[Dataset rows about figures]
>>>>

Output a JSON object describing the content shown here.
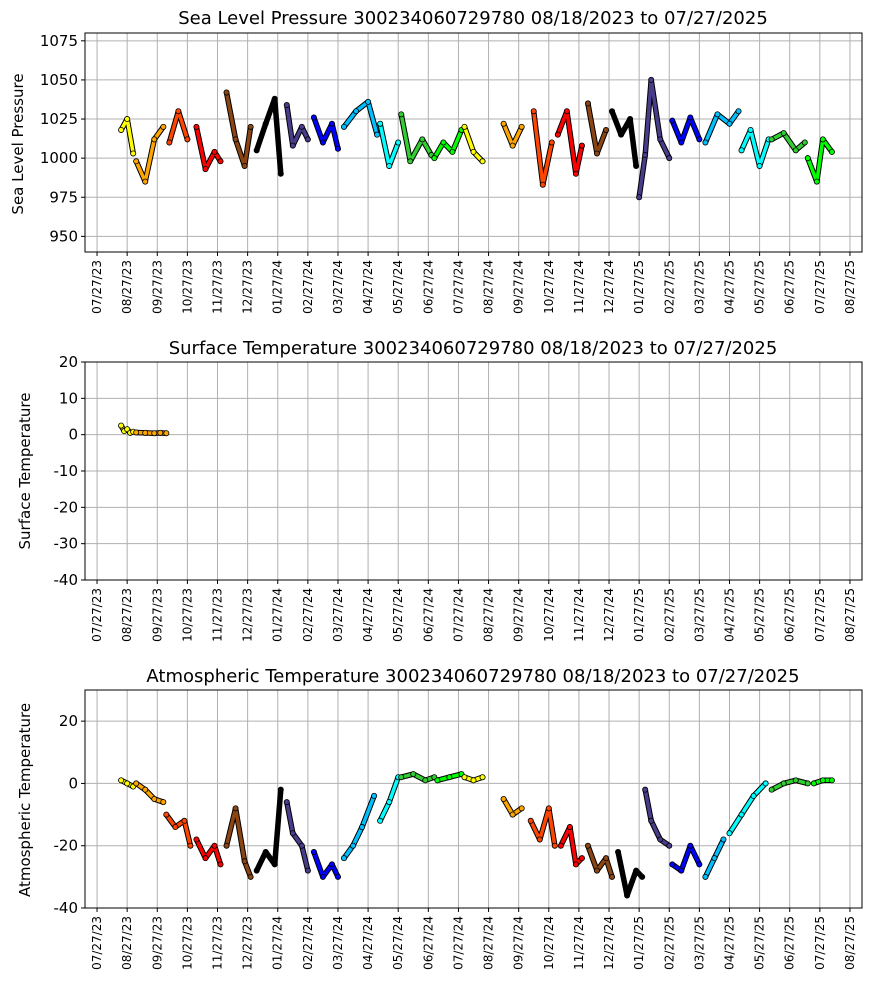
{
  "chart_data": [
    {
      "type": "scatter",
      "title": "Sea Level Pressure 300234060729780  08/18/2023 to 07/27/2025",
      "ylabel": "Sea Level Pressure",
      "xlabel": "",
      "ylim": [
        940,
        1080
      ],
      "yticks": [
        950,
        975,
        1000,
        1025,
        1050,
        1075
      ],
      "xticklabels": [
        "07/27/23",
        "08/27/23",
        "09/27/23",
        "10/27/23",
        "11/27/23",
        "12/27/23",
        "01/27/24",
        "02/27/24",
        "03/27/24",
        "04/27/24",
        "05/27/24",
        "06/27/24",
        "07/27/24",
        "08/27/24",
        "09/27/24",
        "10/27/24",
        "11/27/24",
        "12/27/24",
        "01/27/25",
        "02/27/25",
        "03/27/25",
        "04/27/25",
        "05/27/25",
        "06/27/25",
        "07/27/25",
        "08/27/25"
      ],
      "grid": true,
      "series": [
        {
          "color": "#ffff00",
          "x": [
            0.8,
            1.0,
            1.2
          ],
          "y": [
            1018,
            1025,
            1003
          ]
        },
        {
          "color": "#ffa500",
          "x": [
            1.3,
            1.6,
            1.9,
            2.2
          ],
          "y": [
            998,
            985,
            1012,
            1020
          ]
        },
        {
          "color": "#ff4500",
          "x": [
            2.4,
            2.7,
            3.0
          ],
          "y": [
            1010,
            1030,
            1012
          ]
        },
        {
          "color": "#ff0000",
          "x": [
            3.3,
            3.6,
            3.9,
            4.1
          ],
          "y": [
            1020,
            993,
            1004,
            998
          ]
        },
        {
          "color": "#8b4513",
          "x": [
            4.3,
            4.6,
            4.9,
            5.1
          ],
          "y": [
            1042,
            1012,
            995,
            1020
          ]
        },
        {
          "color": "#000000",
          "x": [
            5.3,
            5.6,
            5.9,
            6.1
          ],
          "y": [
            1005,
            1022,
            1038,
            990
          ]
        },
        {
          "color": "#483d8b",
          "x": [
            6.3,
            6.5,
            6.8,
            7.0
          ],
          "y": [
            1034,
            1008,
            1020,
            1012
          ]
        },
        {
          "color": "#0000ff",
          "x": [
            7.2,
            7.5,
            7.8,
            8.0
          ],
          "y": [
            1026,
            1010,
            1022,
            1006
          ]
        },
        {
          "color": "#00bfff",
          "x": [
            8.2,
            8.6,
            9.0,
            9.3
          ],
          "y": [
            1020,
            1030,
            1036,
            1015
          ]
        },
        {
          "color": "#00ffff",
          "x": [
            9.4,
            9.7,
            10.0
          ],
          "y": [
            1022,
            995,
            1010
          ]
        },
        {
          "color": "#32cd32",
          "x": [
            10.1,
            10.4,
            10.8,
            11.1
          ],
          "y": [
            1028,
            998,
            1012,
            1002
          ]
        },
        {
          "color": "#00ff00",
          "x": [
            11.2,
            11.5,
            11.8,
            12.1
          ],
          "y": [
            1000,
            1010,
            1004,
            1018
          ]
        },
        {
          "color": "#ffff00",
          "x": [
            12.2,
            12.5,
            12.8
          ],
          "y": [
            1020,
            1004,
            998
          ]
        },
        {
          "color": "#ffa500",
          "x": [
            13.5,
            13.8,
            14.1
          ],
          "y": [
            1022,
            1008,
            1020
          ]
        },
        {
          "color": "#ff4500",
          "x": [
            14.5,
            14.8,
            15.1
          ],
          "y": [
            1030,
            983,
            1010
          ]
        },
        {
          "color": "#ff0000",
          "x": [
            15.3,
            15.6,
            15.9,
            16.1
          ],
          "y": [
            1015,
            1030,
            990,
            1008
          ]
        },
        {
          "color": "#8b4513",
          "x": [
            16.3,
            16.6,
            16.9
          ],
          "y": [
            1035,
            1003,
            1018
          ]
        },
        {
          "color": "#000000",
          "x": [
            17.1,
            17.4,
            17.7,
            17.9
          ],
          "y": [
            1030,
            1015,
            1025,
            995
          ]
        },
        {
          "color": "#483d8b",
          "x": [
            18.0,
            18.2,
            18.4,
            18.7,
            19.0
          ],
          "y": [
            975,
            1002,
            1050,
            1012,
            1000
          ]
        },
        {
          "color": "#0000ff",
          "x": [
            19.1,
            19.4,
            19.7,
            20.0
          ],
          "y": [
            1024,
            1010,
            1026,
            1012
          ]
        },
        {
          "color": "#00bfff",
          "x": [
            20.2,
            20.6,
            21.0,
            21.3
          ],
          "y": [
            1010,
            1028,
            1022,
            1030
          ]
        },
        {
          "color": "#00ffff",
          "x": [
            21.4,
            21.7,
            22.0,
            22.3
          ],
          "y": [
            1005,
            1018,
            995,
            1012
          ]
        },
        {
          "color": "#32cd32",
          "x": [
            22.4,
            22.8,
            23.2,
            23.5
          ],
          "y": [
            1012,
            1016,
            1005,
            1010
          ]
        },
        {
          "color": "#00ff00",
          "x": [
            23.6,
            23.9,
            24.1,
            24.4
          ],
          "y": [
            1000,
            985,
            1012,
            1004
          ]
        }
      ]
    },
    {
      "type": "scatter",
      "title": "Surface Temperature 300234060729780  08/18/2023 to 07/27/2025",
      "ylabel": "Surface Temperature",
      "xlabel": "",
      "ylim": [
        -40,
        20
      ],
      "yticks": [
        -40,
        -30,
        -20,
        -10,
        0,
        10,
        20
      ],
      "xticklabels": [
        "07/27/23",
        "08/27/23",
        "09/27/23",
        "10/27/23",
        "11/27/23",
        "12/27/23",
        "01/27/24",
        "02/27/24",
        "03/27/24",
        "04/27/24",
        "05/27/24",
        "06/27/24",
        "07/27/24",
        "08/27/24",
        "09/27/24",
        "10/27/24",
        "11/27/24",
        "12/27/24",
        "01/27/25",
        "02/27/25",
        "03/27/25",
        "04/27/25",
        "05/27/25",
        "06/27/25",
        "07/27/25",
        "08/27/25"
      ],
      "grid": true,
      "series": [
        {
          "color": "#ffff00",
          "x": [
            0.8,
            0.9,
            1.0,
            1.1,
            1.2
          ],
          "y": [
            2.5,
            1.0,
            1.5,
            0.5,
            0.8
          ]
        },
        {
          "color": "#ffa500",
          "x": [
            1.3,
            1.6,
            1.9,
            2.1,
            2.3
          ],
          "y": [
            0.6,
            0.5,
            0.4,
            0.5,
            0.4
          ]
        }
      ]
    },
    {
      "type": "scatter",
      "title": "Atmospheric Temperature 300234060729780  08/18/2023 to 07/27/2025",
      "ylabel": "Atmospheric Temperature",
      "xlabel": "",
      "ylim": [
        -40,
        30
      ],
      "yticks": [
        -40,
        -20,
        0,
        20
      ],
      "xticklabels": [
        "07/27/23",
        "08/27/23",
        "09/27/23",
        "10/27/23",
        "11/27/23",
        "12/27/23",
        "01/27/24",
        "02/27/24",
        "03/27/24",
        "04/27/24",
        "05/27/24",
        "06/27/24",
        "07/27/24",
        "08/27/24",
        "09/27/24",
        "10/27/24",
        "11/27/24",
        "12/27/24",
        "01/27/25",
        "02/27/25",
        "03/27/25",
        "04/27/25",
        "05/27/25",
        "06/27/25",
        "07/27/25",
        "08/27/25"
      ],
      "grid": true,
      "series": [
        {
          "color": "#ffff00",
          "x": [
            0.8,
            1.0,
            1.2
          ],
          "y": [
            1,
            0,
            -1
          ]
        },
        {
          "color": "#ffa500",
          "x": [
            1.3,
            1.6,
            1.9,
            2.2
          ],
          "y": [
            0,
            -2,
            -5,
            -6
          ]
        },
        {
          "color": "#ff4500",
          "x": [
            2.3,
            2.6,
            2.9,
            3.1
          ],
          "y": [
            -10,
            -14,
            -12,
            -20
          ]
        },
        {
          "color": "#ff0000",
          "x": [
            3.3,
            3.6,
            3.9,
            4.1
          ],
          "y": [
            -18,
            -24,
            -20,
            -26
          ]
        },
        {
          "color": "#8b4513",
          "x": [
            4.3,
            4.6,
            4.9,
            5.1
          ],
          "y": [
            -20,
            -8,
            -25,
            -30
          ]
        },
        {
          "color": "#000000",
          "x": [
            5.3,
            5.6,
            5.9,
            6.1
          ],
          "y": [
            -28,
            -22,
            -26,
            -2
          ]
        },
        {
          "color": "#483d8b",
          "x": [
            6.3,
            6.5,
            6.8,
            7.0
          ],
          "y": [
            -6,
            -16,
            -20,
            -28
          ]
        },
        {
          "color": "#0000ff",
          "x": [
            7.2,
            7.5,
            7.8,
            8.0
          ],
          "y": [
            -22,
            -30,
            -26,
            -30
          ]
        },
        {
          "color": "#00bfff",
          "x": [
            8.2,
            8.5,
            8.8,
            9.2
          ],
          "y": [
            -24,
            -20,
            -14,
            -4
          ]
        },
        {
          "color": "#00ffff",
          "x": [
            9.4,
            9.7,
            10.0
          ],
          "y": [
            -12,
            -6,
            2
          ]
        },
        {
          "color": "#32cd32",
          "x": [
            10.1,
            10.5,
            10.9,
            11.2
          ],
          "y": [
            2,
            3,
            1,
            2
          ]
        },
        {
          "color": "#00ff00",
          "x": [
            11.3,
            11.7,
            12.1
          ],
          "y": [
            1,
            2,
            3
          ]
        },
        {
          "color": "#ffff00",
          "x": [
            12.2,
            12.5,
            12.8
          ],
          "y": [
            2,
            1,
            2
          ]
        },
        {
          "color": "#ffa500",
          "x": [
            13.5,
            13.8,
            14.1
          ],
          "y": [
            -5,
            -10,
            -8
          ]
        },
        {
          "color": "#ff4500",
          "x": [
            14.4,
            14.7,
            15.0,
            15.2
          ],
          "y": [
            -12,
            -18,
            -8,
            -20
          ]
        },
        {
          "color": "#ff0000",
          "x": [
            15.4,
            15.7,
            15.9,
            16.1
          ],
          "y": [
            -20,
            -14,
            -26,
            -24
          ]
        },
        {
          "color": "#8b4513",
          "x": [
            16.3,
            16.6,
            16.9,
            17.1
          ],
          "y": [
            -20,
            -28,
            -24,
            -30
          ]
        },
        {
          "color": "#000000",
          "x": [
            17.3,
            17.6,
            17.9,
            18.1
          ],
          "y": [
            -22,
            -36,
            -28,
            -30
          ]
        },
        {
          "color": "#483d8b",
          "x": [
            18.2,
            18.4,
            18.7,
            19.0
          ],
          "y": [
            -2,
            -12,
            -18,
            -20
          ]
        },
        {
          "color": "#0000ff",
          "x": [
            19.1,
            19.4,
            19.7,
            20.0
          ],
          "y": [
            -26,
            -28,
            -20,
            -26
          ]
        },
        {
          "color": "#00bfff",
          "x": [
            20.2,
            20.5,
            20.8
          ],
          "y": [
            -30,
            -24,
            -18
          ]
        },
        {
          "color": "#00ffff",
          "x": [
            21.0,
            21.4,
            21.8,
            22.2
          ],
          "y": [
            -16,
            -10,
            -4,
            0
          ]
        },
        {
          "color": "#32cd32",
          "x": [
            22.4,
            22.8,
            23.2,
            23.6
          ],
          "y": [
            -2,
            0,
            1,
            0
          ]
        },
        {
          "color": "#00ff00",
          "x": [
            23.8,
            24.1,
            24.4
          ],
          "y": [
            0,
            1,
            1
          ]
        }
      ]
    }
  ]
}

<<<<

Aim –
Search the listing for the word "ylabel". Copy every line in which it occurs.

The answer –
      "ylabel": "Sea Level Pressure",
      "ylabel": "Surface Temperature",
      "ylabel": "Atmospheric Temperature",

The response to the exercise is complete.